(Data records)
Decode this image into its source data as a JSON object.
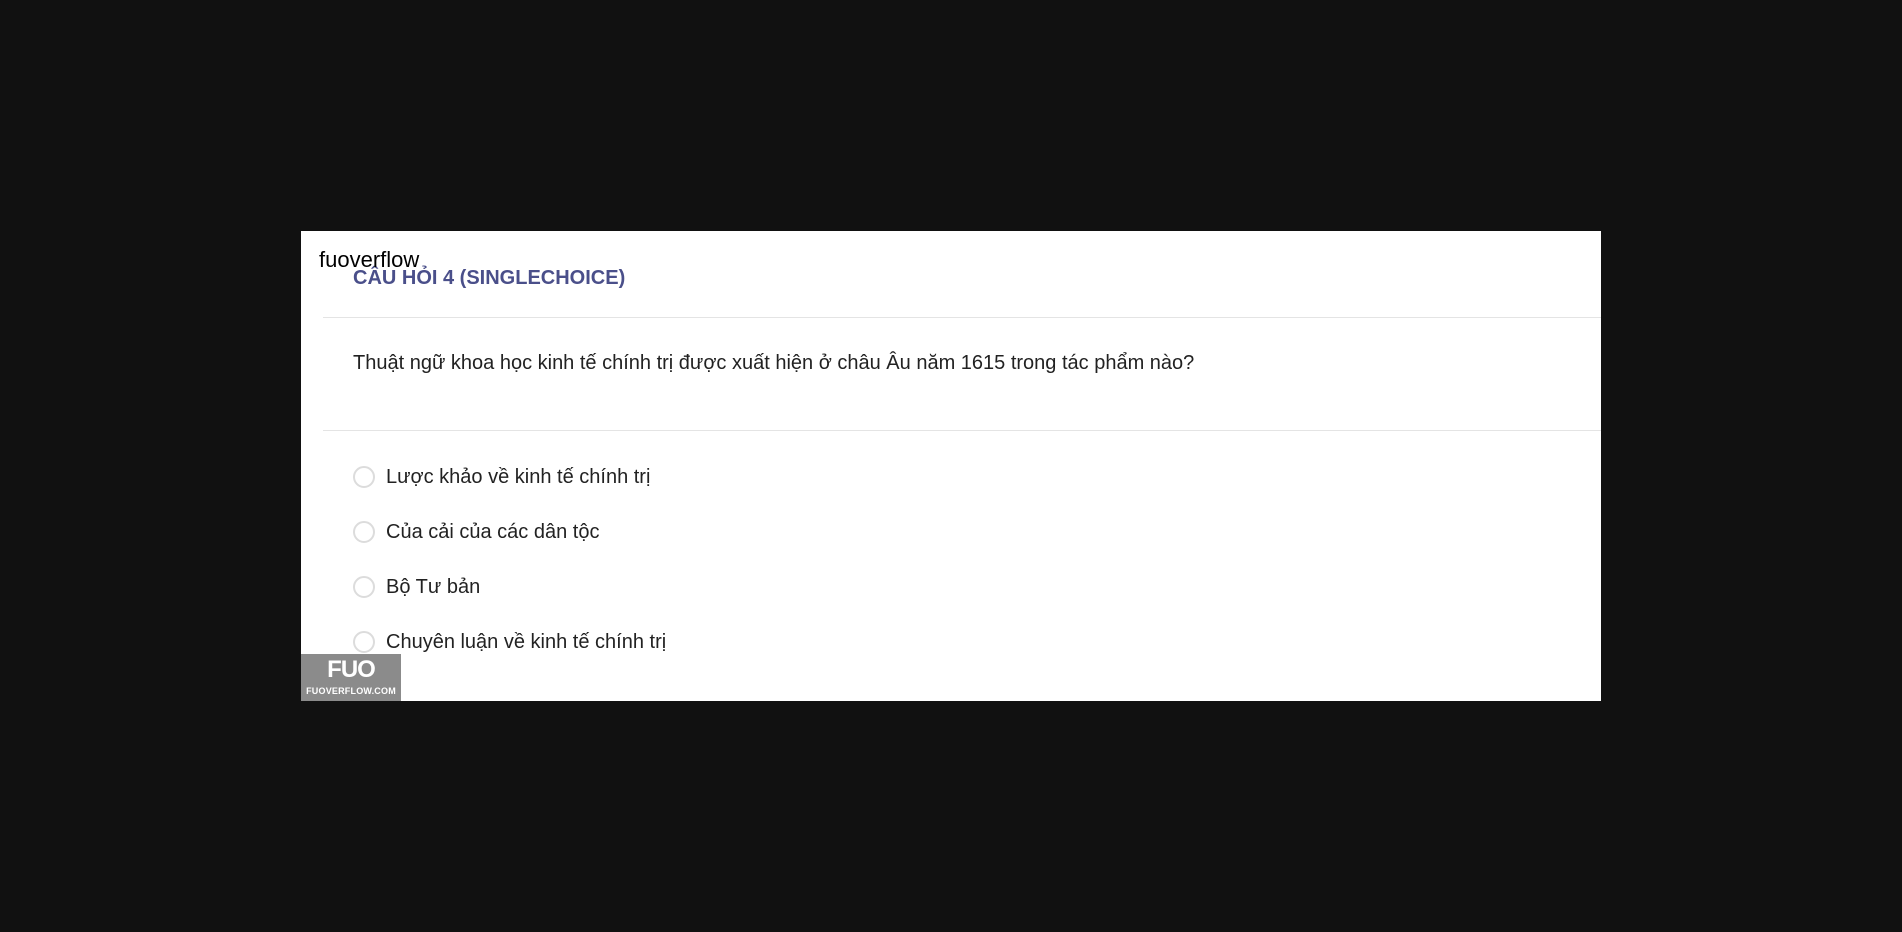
{
  "overlay": {
    "site_label": "fuoverflow"
  },
  "question": {
    "title": "CÂU HỎI 4 (SINGLECHOICE)",
    "text": "Thuật ngữ khoa học kinh tế chính trị được xuất hiện ở châu Âu năm 1615 trong tác phẩm nào?"
  },
  "options": [
    {
      "label": "Lược khảo về kinh tế chính trị"
    },
    {
      "label": "Của cải của các dân tộc"
    },
    {
      "label": "Bộ Tư bản"
    },
    {
      "label": "Chuyên luận về kinh tế chính trị"
    }
  ],
  "watermark": {
    "logo_text": "FUO",
    "site": "FUOVERFLOW.COM"
  },
  "colors": {
    "background": "#111111",
    "card": "#ffffff",
    "title_accent": "#4a4f8a",
    "logo_badge": "#8b8b8b"
  }
}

* **Problem details**:
Find every line in the listing that holds the string "chính", then say how many there are as a bare number.

* **Correct result**:
3